WHAT IS ASKED:
Please print every record below exactly as it appears.

(Records from a dataset)
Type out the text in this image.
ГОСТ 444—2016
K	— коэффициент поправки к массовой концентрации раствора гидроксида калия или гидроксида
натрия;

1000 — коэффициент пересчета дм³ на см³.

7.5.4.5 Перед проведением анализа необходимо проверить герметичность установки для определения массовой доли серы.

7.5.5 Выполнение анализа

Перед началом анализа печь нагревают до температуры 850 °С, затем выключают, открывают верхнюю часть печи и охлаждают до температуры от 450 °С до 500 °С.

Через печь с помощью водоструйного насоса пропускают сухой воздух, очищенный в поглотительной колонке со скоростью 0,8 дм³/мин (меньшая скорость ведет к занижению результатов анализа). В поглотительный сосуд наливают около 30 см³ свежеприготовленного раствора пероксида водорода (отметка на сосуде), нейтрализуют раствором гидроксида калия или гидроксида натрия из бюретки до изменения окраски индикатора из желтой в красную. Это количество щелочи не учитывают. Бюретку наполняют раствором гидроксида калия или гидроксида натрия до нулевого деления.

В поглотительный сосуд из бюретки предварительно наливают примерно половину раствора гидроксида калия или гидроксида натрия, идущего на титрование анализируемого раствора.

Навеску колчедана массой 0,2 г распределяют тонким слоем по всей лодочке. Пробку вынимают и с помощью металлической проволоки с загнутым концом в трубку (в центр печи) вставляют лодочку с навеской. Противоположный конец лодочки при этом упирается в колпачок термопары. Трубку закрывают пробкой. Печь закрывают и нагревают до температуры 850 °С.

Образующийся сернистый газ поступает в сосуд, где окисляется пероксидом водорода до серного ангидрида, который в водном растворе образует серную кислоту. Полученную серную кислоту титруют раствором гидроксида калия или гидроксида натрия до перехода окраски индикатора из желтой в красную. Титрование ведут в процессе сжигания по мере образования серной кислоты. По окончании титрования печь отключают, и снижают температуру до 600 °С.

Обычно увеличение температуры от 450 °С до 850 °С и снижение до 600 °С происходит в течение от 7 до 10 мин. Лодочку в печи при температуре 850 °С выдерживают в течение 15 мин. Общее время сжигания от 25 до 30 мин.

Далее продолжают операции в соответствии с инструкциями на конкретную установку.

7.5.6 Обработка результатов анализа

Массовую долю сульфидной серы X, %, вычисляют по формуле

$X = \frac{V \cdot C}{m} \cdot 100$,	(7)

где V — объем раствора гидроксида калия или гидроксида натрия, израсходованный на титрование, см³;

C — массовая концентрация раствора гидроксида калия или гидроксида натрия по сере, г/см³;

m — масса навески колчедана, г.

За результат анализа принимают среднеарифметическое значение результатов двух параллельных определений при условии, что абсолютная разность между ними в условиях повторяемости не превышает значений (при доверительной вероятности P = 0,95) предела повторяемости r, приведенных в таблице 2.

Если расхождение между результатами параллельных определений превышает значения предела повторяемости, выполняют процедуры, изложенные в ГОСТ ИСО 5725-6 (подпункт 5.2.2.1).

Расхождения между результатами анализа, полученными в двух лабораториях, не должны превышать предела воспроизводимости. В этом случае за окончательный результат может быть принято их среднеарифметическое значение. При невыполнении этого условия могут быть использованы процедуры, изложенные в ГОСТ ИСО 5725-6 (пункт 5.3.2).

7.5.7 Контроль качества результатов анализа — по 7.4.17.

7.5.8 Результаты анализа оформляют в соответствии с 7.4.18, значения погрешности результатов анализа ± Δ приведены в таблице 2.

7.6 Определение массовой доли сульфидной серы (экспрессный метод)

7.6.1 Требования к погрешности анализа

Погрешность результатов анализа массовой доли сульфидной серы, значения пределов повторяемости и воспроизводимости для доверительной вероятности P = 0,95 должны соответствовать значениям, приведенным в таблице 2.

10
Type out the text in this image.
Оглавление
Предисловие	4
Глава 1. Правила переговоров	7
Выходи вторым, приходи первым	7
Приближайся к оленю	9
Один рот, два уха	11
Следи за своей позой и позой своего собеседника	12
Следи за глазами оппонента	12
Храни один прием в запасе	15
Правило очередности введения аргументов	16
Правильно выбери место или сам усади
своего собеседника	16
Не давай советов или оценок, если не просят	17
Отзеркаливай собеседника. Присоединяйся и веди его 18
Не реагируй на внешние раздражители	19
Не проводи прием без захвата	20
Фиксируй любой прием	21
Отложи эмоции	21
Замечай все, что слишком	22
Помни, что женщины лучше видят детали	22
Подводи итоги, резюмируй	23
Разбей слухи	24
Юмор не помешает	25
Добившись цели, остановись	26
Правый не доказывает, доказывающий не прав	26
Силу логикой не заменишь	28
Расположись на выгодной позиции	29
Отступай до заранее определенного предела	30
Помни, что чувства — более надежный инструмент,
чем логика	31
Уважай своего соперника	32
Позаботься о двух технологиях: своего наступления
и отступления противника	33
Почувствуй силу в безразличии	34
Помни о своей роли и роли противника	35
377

THE RESPONSE:
Type out the text in this image.
ГОСТ 444—2016
K	— коэффициент поправки к массовой концентрации раствора гидроксида калия или гидроксида
натрия;

1000 — коэффициент пересчета дм³ на см³.

7.5.4.5 Перед проведением анализа необходимо проверить герметичность установки для определения массовой доли серы.

7.5.5 Выполнение анализа

Перед началом анализа печь нагревают до температуры 850 °С, затем выключают, открывают верхнюю часть печи и охлаждают до температуры от 450 °С до 500 °С.

Через печь с помощью водоструйного насоса пропускают сухой воздух, очищенный в поглотительной колонке со скоростью 0,8 дм³/мин (меньшая скорость ведет к занижению результатов анализа). В поглотительный сосуд наливают около 30 см³ свежеприготовленного раствора пероксида водорода (отметка на сосуде), нейтрализуют раствором гидроксида калия или гидроксида натрия из бюретки до изменения окраски индикатора из желтой в красную. Это количество щелочи не учитывают. Бюретку наполняют раствором гидроксида калия или гидроксида натрия до нулевого деления.

В поглотительный сосуд из бюретки предварительно наливают примерно половину раствора гидроксида калия или гидроксида натрия, идущего на титрование анализируемого раствора.

Навеску колчедана массой 0,2 г распределяют тонким слоем по всей лодочке. Пробку вынимают и с помощью металлической проволоки с загнутым концом в трубку (в центр печи) вставляют лодочку с навеской. Противоположный конец лодочки при этом упирается в колпачок термопары. Трубку закрывают пробкой. Печь закрывают и нагревают до температуры 850 °С.

Образующийся сернистый газ поступает в сосуд, где окисляется пероксидом водорода до серного ангидрида, который в водном растворе образует серную кислоту. Полученную серную кислоту титруют раствором гидроксида калия или гидроксида натрия до перехода окраски индикатора из желтой в красную. Титрование ведут в процессе сжигания по мере образования серной кислоты. По окончании титрования печь отключают, и снижают температуру до 600 °С.

Обычно увеличение температуры от 450 °С до 850 °С и снижение до 600 °С происходит в течение от 7 до 10 мин. Лодочку в печи при температуре 850 °С выдерживают в течение 15 мин. Общее время сжигания от 25 до 30 мин.

Далее продолжают операции в соответствии с инструкциями на конкретную установку.

7.5.6 Обработка результатов анализа

Массовую долю сульфидной серы X, %, вычисляют по формуле

$X = \frac{V \cdot C}{m} \cdot 100$,	(7)

где V — объем раствора гидроксида калия или гидроксида натрия, израсходованный на титрование, см³;

C — массовая концентрация раствора гидроксида калия или гидроксида натрия по сере, г/см³;

m — масса навески колчедана, г.

За результат анализа принимают среднеарифметическое значение результатов двух параллельных определений при условии, что абсолютная разность между ними в условиях повторяемости не превышает значений (при доверительной вероятности P = 0,95) предела повторяемости r, приведенных в таблице 2.

Если расхождение между результатами параллельных определений превышает значения предела повторяемости, выполняют процедуры, изложенные в ГОСТ ИСО 5725-6 (подпункт 5.2.2.1).

Расхождения между результатами анализа, полученными в двух лабораториях, не должны превышать предела воспроизводимости. В этом случае за окончательный результат может быть принято их среднеарифметическое значение. При невыполнении этого условия могут быть использованы процедуры, изложенные в ГОСТ ИСО 5725-6 (пункт 5.3.2).

7.5.7 Контроль качества результатов анализа — по 7.4.17.

7.5.8 Результаты анализа оформляют в соответствии с 7.4.18, значения погрешности результатов анализа ± Δ приведены в таблице 2.

7.6 Определение массовой доли сульфидной серы (экспрессный метод)

7.6.1 Требования к погрешности анализа

Погрешность результатов анализа массовой доли сульфидной серы, значения пределов повторяемости и воспроизводимости для доверительной вероятности P = 0,95 должны соответствовать значениям, приведенным в таблице 2.

10
Type out the text in this image.
Оглавление
Предисловие	4
Глава 1. Правила переговоров	7
Выходи вторым, приходи первым	7
Приближайся к оленю	9
Один рот, два уха	11
Следи за своей позой и позой своего собеседника	12
Следи за глазами оппонента	12
Храни один прием в запасе	15
Правило очередности введения аргументов	16
Правильно выбери место или сам усади
своего собеседника	16
Не давай советов или оценок, если не просят	17
Отзеркаливай собеседника. Присоединяйся и веди его 18
Не реагируй на внешние раздражители	19
Не проводи прием без захвата	20
Фиксируй любой прием	21
Отложи эмоции	21
Замечай все, что слишком	22
Помни, что женщины лучше видят детали	22
Подводи итоги, резюмируй	23
Разбей слухи	24
Юмор не помешает	25
Добившись цели, остановись	26
Правый не доказывает, доказывающий не прав	26
Силу логикой не заменишь	28
Расположись на выгодной позиции	29
Отступай до заранее определенного предела	30
Помни, что чувства — более надежный инструмент,
чем логика	31
Уважай своего соперника	32
Позаботься о двух технологиях: своего наступления
и отступления противника	33
Почувствуй силу в безразличии	34
Помни о своей роли и роли противника	35
377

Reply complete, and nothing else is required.